Go through the records and copy each line where the word "capaces" occurs.

(Collected data)
.....

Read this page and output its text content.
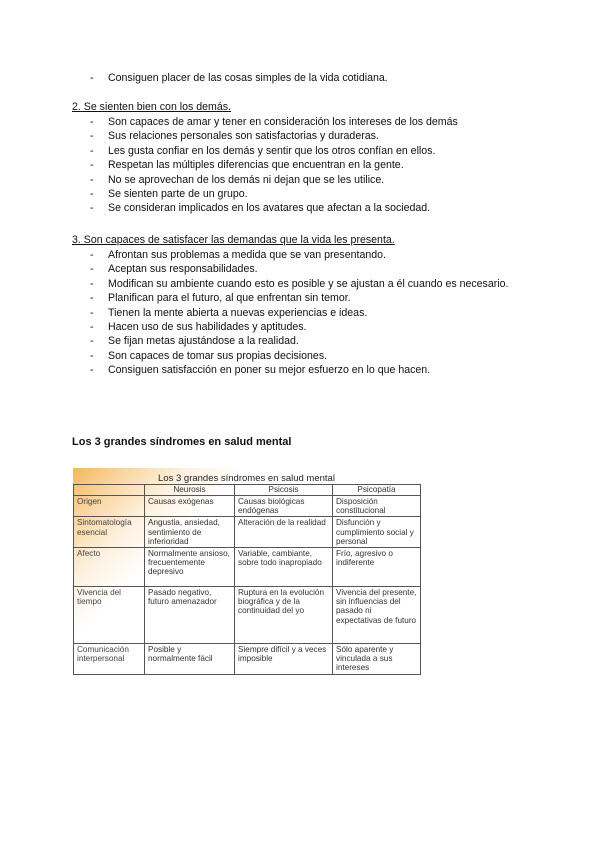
- Consiguen placer de las cosas simples de la vida cotidiana.
2. Se sienten bien con los demás.
- Son capaces de amar y tener en consideración los intereses de los demás
- Sus relaciones personales son satisfactorias y duraderas.
- Les gusta confiar en los demás y sentir que los otros confían en ellos.
- Respetan las múltiples diferencias que encuentran en la gente.
- No se aprovechan de los demás ni dejan que se les utilice.
- Se sienten parte de un grupo.
- Se consideran implicados en los avatares que afectan a la sociedad.
3. Son capaces de satisfacer las demandas que la vida les presenta.
- Afrontan sus problemas a medida que se van presentando.
- Aceptan sus responsabilidades.
- Modifican su ambiente cuando esto es posible y se ajustan a él cuando es necesario.
- Planifican para el futuro, al que enfrentan sin temor.
- Tienen la mente abierta a nuevas experiencias e ideas.
- Hacen uso de sus habilidades y aptitudes.
- Se fijan metas ajustándose a la realidad.
- Son capaces de tomar sus propias decisiones.
- Consiguen satisfacción en poner su mejor esfuerzo en lo que hacen.
Los 3 grandes síndromes en salud mental
Los 3 grandes síndromes en salud mental
	Neurosis	Psicosis	Psicopatía
Origen	Causas exógenas	Causas biológicas endógenas	Disposición constitucional
Sintomatología esencial	Angustia, ansiedad, sentimiento de inferioridad	Alteración de la realidad	Disfunción y cumplimiento social y personal
Afecto	Normalmente ansioso, frecuentemente depresivo	Variable, cambiante, sobre todo inapropiado	Frío, agresivo o indiferente
Vivencia del tiempo	Pasado negativo, futuro amenazador	Ruptura en la evolución biográfica y de la continuidad del yo	Vivencia del presente, sin influencias del pasado ni expectativas de futuro
Comunicación interpersonal	Posible y normalmente fácil	Siempre difícil y a veces imposible	Sólo aparente y vinculada a sus intereses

.....

SOLVED PROBLEM
- Son capaces de amar y tener en consideración los intereses de los demás
3. Son capaces de satisfacer las demandas que la vida les presenta.
- Son capaces de tomar sus propias decisiones.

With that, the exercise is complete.